What is required -
Find every line of the listing below where "VideoCapture" appears, and copy it.

[Stored data]
——

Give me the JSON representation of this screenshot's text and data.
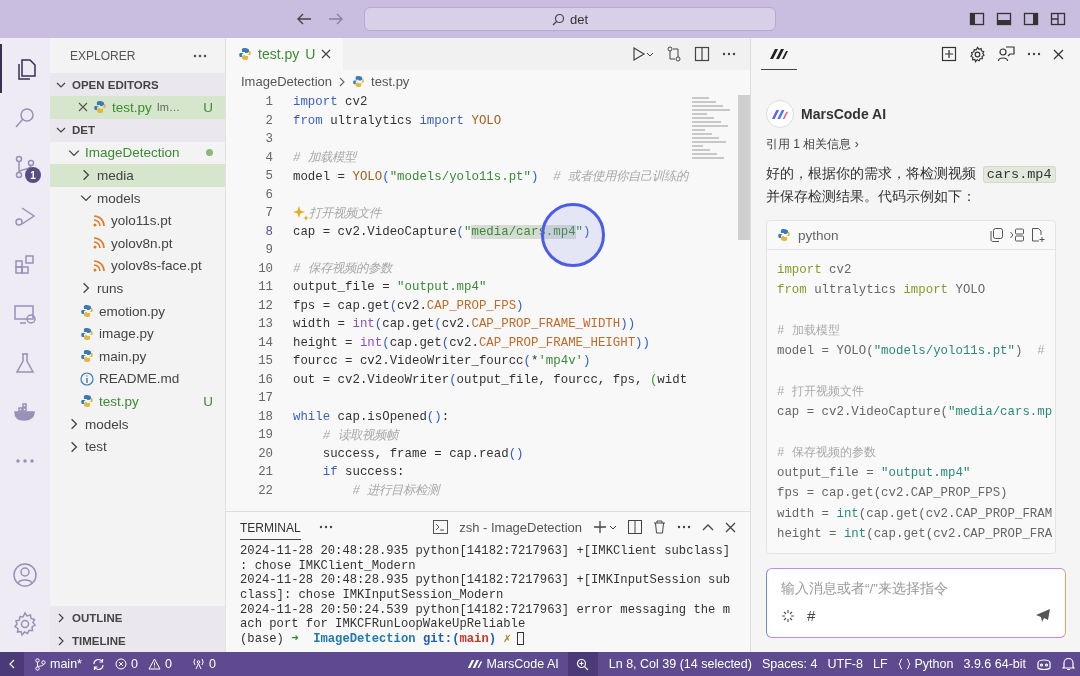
{
  "title_bar": {
    "search": "det"
  },
  "activity_bar": {
    "items": [
      {
        "kind": "files",
        "selected": true
      },
      {
        "kind": "search",
        "selected": false
      },
      {
        "kind": "source-control",
        "selected": false,
        "badge": "1"
      },
      {
        "kind": "debug",
        "selected": false
      },
      {
        "kind": "extensions",
        "selected": false
      },
      {
        "kind": "remote",
        "selected": false
      },
      {
        "kind": "testing",
        "selected": false
      },
      {
        "kind": "docker",
        "selected": false
      },
      {
        "kind": "more",
        "selected": false
      }
    ],
    "bottom": [
      {
        "kind": "account"
      },
      {
        "kind": "settings"
      }
    ]
  },
  "explorer": {
    "title": "EXPLORER",
    "open_editors": {
      "title": "OPEN EDITORS",
      "expanded": true,
      "items": [
        {
          "name": "test.py",
          "description": "Im…",
          "status": "U",
          "selected": true
        }
      ]
    },
    "folder": {
      "title": "DET",
      "expanded": true,
      "tree": [
        {
          "name": "ImageDetection",
          "kind": "folder",
          "expanded": true,
          "selected": false,
          "untracked": true,
          "children": [
            {
              "name": "media",
              "kind": "folder",
              "expanded": false,
              "selected": true,
              "untracked": false
            },
            {
              "name": "models",
              "kind": "folder",
              "expanded": true,
              "selected": false,
              "untracked": false,
              "children": [
                {
                  "name": "yolo11s.pt",
                  "kind": "model",
                  "selected": false,
                  "untracked": false
                },
                {
                  "name": "yolov8n.pt",
                  "kind": "model",
                  "selected": false,
                  "untracked": false
                },
                {
                  "name": "yolov8s-face.pt",
                  "kind": "model",
                  "selected": false,
                  "untracked": false
                }
              ]
            },
            {
              "name": "runs",
              "kind": "folder",
              "expanded": false,
              "selected": false,
              "untracked": false
            },
            {
              "name": "emotion.py",
              "kind": "python",
              "selected": false,
              "untracked": false
            },
            {
              "name": "image.py",
              "kind": "python",
              "selected": false,
              "untracked": false
            },
            {
              "name": "main.py",
              "kind": "python",
              "selected": false,
              "untracked": false
            },
            {
              "name": "README.md",
              "kind": "info",
              "selected": false,
              "untracked": false
            },
            {
              "name": "test.py",
              "kind": "python",
              "selected": false,
              "untracked": true,
              "status": "U"
            }
          ]
        },
        {
          "name": "models",
          "kind": "folder",
          "expanded": false,
          "selected": false,
          "untracked": false
        },
        {
          "name": "test",
          "kind": "folder",
          "expanded": false,
          "selected": false,
          "untracked": false
        }
      ]
    },
    "collapsed_sections": [
      {
        "title": "OUTLINE",
        "expanded": false
      },
      {
        "title": "TIMELINE",
        "expanded": false
      }
    ]
  },
  "editor": {
    "tabs": [
      {
        "label": "test.py",
        "status": "U",
        "selected": true
      }
    ],
    "breadcrumb": [
      "ImageDetection",
      "test.py"
    ],
    "lines": [
      {
        "number": "1",
        "current": false,
        "tokens": [
          {
            "text": "import",
            "kind": "kw"
          },
          {
            "text": " cv2",
            "kind": "plain"
          }
        ]
      },
      {
        "number": "2",
        "current": false,
        "tokens": [
          {
            "text": "from",
            "kind": "kw"
          },
          {
            "text": " ultralytics ",
            "kind": "plain"
          },
          {
            "text": "import",
            "kind": "kw"
          },
          {
            "text": " YOLO",
            "kind": "cls"
          }
        ]
      },
      {
        "number": "3",
        "current": false
      },
      {
        "number": "4",
        "current": false,
        "tokens": [
          {
            "text": "# 加载模型",
            "kind": "com"
          }
        ]
      },
      {
        "number": "5",
        "current": false,
        "tokens": [
          {
            "text": "model = ",
            "kind": "plain"
          },
          {
            "text": "YOLO",
            "kind": "cls"
          },
          {
            "text": "(",
            "kind": "punc"
          },
          {
            "text": "\"models/yolo11s.pt\"",
            "kind": "str"
          },
          {
            "text": ")",
            "kind": "punc"
          },
          {
            "text": "  # 或者使用你自己训练的",
            "kind": "com"
          }
        ]
      },
      {
        "number": "6",
        "current": false
      },
      {
        "number": "7",
        "current": false,
        "tokens": [
          {
            "kind": "sparkle"
          },
          {
            "text": "打开视频文件",
            "kind": "com"
          }
        ]
      },
      {
        "number": "8",
        "current": true,
        "tokens": [
          {
            "text": "cap = cv2.VideoCapture",
            "kind": "plain"
          },
          {
            "text": "(",
            "kind": "punc"
          },
          {
            "text": "\"",
            "kind": "str"
          },
          {
            "text": "media/cars.mp4",
            "kind": "sel"
          },
          {
            "text": "\"",
            "kind": "str"
          },
          {
            "text": ")",
            "kind": "punc"
          }
        ]
      },
      {
        "number": "9",
        "current": false
      },
      {
        "number": "10",
        "current": false,
        "tokens": [
          {
            "text": "# 保存视频的参数",
            "kind": "com"
          }
        ]
      },
      {
        "number": "11",
        "current": false,
        "tokens": [
          {
            "text": "output_file = ",
            "kind": "plain"
          },
          {
            "text": "\"output.mp4\"",
            "kind": "str"
          }
        ]
      },
      {
        "number": "12",
        "current": false,
        "tokens": [
          {
            "text": "fps = cap.get",
            "kind": "plain"
          },
          {
            "text": "(",
            "kind": "punc"
          },
          {
            "text": "cv2.",
            "kind": "plain"
          },
          {
            "text": "CAP_PROP_FPS",
            "kind": "const"
          },
          {
            "text": ")",
            "kind": "punc"
          }
        ]
      },
      {
        "number": "13",
        "current": false,
        "tokens": [
          {
            "text": "width = ",
            "kind": "plain"
          },
          {
            "text": "int",
            "kind": "builtin"
          },
          {
            "text": "(",
            "kind": "punc"
          },
          {
            "text": "cap.get",
            "kind": "plain"
          },
          {
            "text": "(",
            "kind": "punc"
          },
          {
            "text": "cv2.",
            "kind": "plain"
          },
          {
            "text": "CAP_PROP_FRAME_WIDTH",
            "kind": "const"
          },
          {
            "text": "))",
            "kind": "punc"
          }
        ]
      },
      {
        "number": "14",
        "current": false,
        "tokens": [
          {
            "text": "height = ",
            "kind": "plain"
          },
          {
            "text": "int",
            "kind": "builtin"
          },
          {
            "text": "(",
            "kind": "punc"
          },
          {
            "text": "cap.get",
            "kind": "plain"
          },
          {
            "text": "(",
            "kind": "punc"
          },
          {
            "text": "cv2.",
            "kind": "plain"
          },
          {
            "text": "CAP_PROP_FRAME_HEIGHT",
            "kind": "const"
          },
          {
            "text": "))",
            "kind": "punc"
          }
        ]
      },
      {
        "number": "15",
        "current": false,
        "tokens": [
          {
            "text": "fourcc = cv2.VideoWriter_fourcc",
            "kind": "plain"
          },
          {
            "text": "(",
            "kind": "punc"
          },
          {
            "text": "*",
            "kind": "plain"
          },
          {
            "text": "'mp4v'",
            "kind": "str"
          },
          {
            "text": ")",
            "kind": "punc"
          }
        ]
      },
      {
        "number": "16",
        "current": false,
        "tokens": [
          {
            "text": "out = cv2.VideoWriter",
            "kind": "plain"
          },
          {
            "text": "(",
            "kind": "punc"
          },
          {
            "text": "output_file, fourcc, fps, ",
            "kind": "plain"
          },
          {
            "text": "(",
            "kind": "punc2"
          },
          {
            "text": "widt",
            "kind": "plain"
          }
        ]
      },
      {
        "number": "17",
        "current": false
      },
      {
        "number": "18",
        "current": false,
        "tokens": [
          {
            "text": "while",
            "kind": "kw"
          },
          {
            "text": " cap.isOpened",
            "kind": "plain"
          },
          {
            "text": "()",
            "kind": "punc"
          },
          {
            "text": ":",
            "kind": "plain"
          }
        ]
      },
      {
        "number": "19",
        "current": false,
        "tokens": [
          {
            "text": "    # 读取视频帧",
            "kind": "com"
          }
        ]
      },
      {
        "number": "20",
        "current": false,
        "tokens": [
          {
            "text": "    success, frame = cap.read",
            "kind": "plain"
          },
          {
            "text": "()",
            "kind": "punc"
          }
        ]
      },
      {
        "number": "21",
        "current": false,
        "tokens": [
          {
            "text": "    if",
            "kind": "kw"
          },
          {
            "text": " success:",
            "kind": "plain"
          }
        ]
      },
      {
        "number": "22",
        "current": false,
        "tokens": [
          {
            "text": "        # 进行目标检测",
            "kind": "com"
          }
        ]
      }
    ]
  },
  "terminal": {
    "tab": "TERMINAL",
    "shell": "zsh - ImageDetection",
    "lines": [
      "2024-11-28 20:48:28.935 python[14182:7217963] +[IMKClient subclass]",
      ": chose IMKClient_Modern",
      "2024-11-28 20:48:28.935 python[14182:7217963] +[IMKInputSession sub",
      "class]: chose IMKInputSession_Modern",
      "2024-11-28 20:50:24.539 python[14182:7217963] error messaging the m",
      "ach port for IMKCFRunLoopWakeUpReliable"
    ],
    "prompt": [
      {
        "text": "(base) ",
        "kind": "plain"
      },
      {
        "text": "➜",
        "kind": "arrow"
      },
      {
        "text": "  ImageDetection",
        "kind": "dir"
      },
      {
        "text": " git:(",
        "kind": "git"
      },
      {
        "text": "main",
        "kind": "branch"
      },
      {
        "text": ")",
        "kind": "git"
      },
      {
        "text": " ✗",
        "kind": "dirty"
      }
    ]
  },
  "chat": {
    "name": "MarsCode AI",
    "references": "引用 1 相关信息 ›",
    "message": {
      "text_before": "好的，根据你的需求，将检测视频 ",
      "inline_code": "cars.mp4",
      "text_after": "并保存检测结果。代码示例如下："
    },
    "code_block": {
      "language": "python",
      "lines": [
        {
          "blank_before": false,
          "tokens": [
            {
              "text": "import",
              "kind": "kw"
            },
            {
              "text": " cv2",
              "kind": "plain"
            }
          ]
        },
        {
          "blank_before": false,
          "tokens": [
            {
              "text": "from",
              "kind": "kw"
            },
            {
              "text": " ultralytics ",
              "kind": "plain"
            },
            {
              "text": "import",
              "kind": "kw"
            },
            {
              "text": " YOLO",
              "kind": "plain"
            }
          ]
        },
        {
          "blank_before": true,
          "tokens": [
            {
              "text": "# 加载模型",
              "kind": "com"
            }
          ]
        },
        {
          "blank_before": false,
          "tokens": [
            {
              "text": "model = YOLO(",
              "kind": "plain"
            },
            {
              "text": "\"models/yolo11s.pt\"",
              "kind": "str"
            },
            {
              "text": ")  ",
              "kind": "plain"
            },
            {
              "text": "#",
              "kind": "com"
            }
          ]
        },
        {
          "blank_before": true,
          "tokens": [
            {
              "text": "# 打开视频文件",
              "kind": "com"
            }
          ]
        },
        {
          "blank_before": false,
          "tokens": [
            {
              "text": "cap = cv2.VideoCapture(",
              "kind": "plain"
            },
            {
              "text": "\"media/cars.mp",
              "kind": "str"
            }
          ]
        },
        {
          "blank_before": true,
          "tokens": [
            {
              "text": "# 保存视频的参数",
              "kind": "com"
            }
          ]
        },
        {
          "blank_before": false,
          "tokens": [
            {
              "text": "output_file = ",
              "kind": "plain"
            },
            {
              "text": "\"output.mp4\"",
              "kind": "str"
            }
          ]
        },
        {
          "blank_before": false,
          "tokens": [
            {
              "text": "fps = cap.get(cv2.CAP_PROP_FPS)",
              "kind": "plain"
            }
          ]
        },
        {
          "blank_before": false,
          "tokens": [
            {
              "text": "width = ",
              "kind": "plain"
            },
            {
              "text": "int",
              "kind": "builtin"
            },
            {
              "text": "(cap.get(cv2.CAP_PROP_FRAM",
              "kind": "plain"
            }
          ]
        },
        {
          "blank_before": false,
          "tokens": [
            {
              "text": "height = ",
              "kind": "plain"
            },
            {
              "text": "int",
              "kind": "builtin"
            },
            {
              "text": "(cap.get(cv2.CAP_PROP_FRA",
              "kind": "plain"
            }
          ]
        }
      ]
    },
    "input": {
      "placeholder": "输入消息或者“/”来选择指令",
      "hash": "#"
    }
  },
  "status_bar": {
    "items": [
      {
        "kind": "remote"
      },
      {
        "kind": "branch",
        "text": "main*"
      },
      {
        "kind": "sync"
      },
      {
        "kind": "errors",
        "text": "0"
      },
      {
        "kind": "warnings",
        "text": "0"
      },
      {
        "kind": "ports",
        "text": "0"
      },
      {
        "kind": "marscode",
        "text": "MarsCode AI"
      },
      {
        "kind": "zoom"
      },
      {
        "kind": "text",
        "text": "Ln 8, Col 39 (14 selected)"
      },
      {
        "kind": "text",
        "text": "Spaces: 4"
      },
      {
        "kind": "text",
        "text": "UTF-8"
      },
      {
        "kind": "text",
        "text": "LF"
      },
      {
        "kind": "language",
        "text": "Python"
      },
      {
        "kind": "text",
        "text": "3.9.6 64-bit"
      },
      {
        "kind": "copilot"
      },
      {
        "kind": "bell"
      }
    ]
  }
}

——

Exercise solution -
            "text": "cap = cv2.VideoCapture",
              "text": "cap = cv2.VideoCapture(",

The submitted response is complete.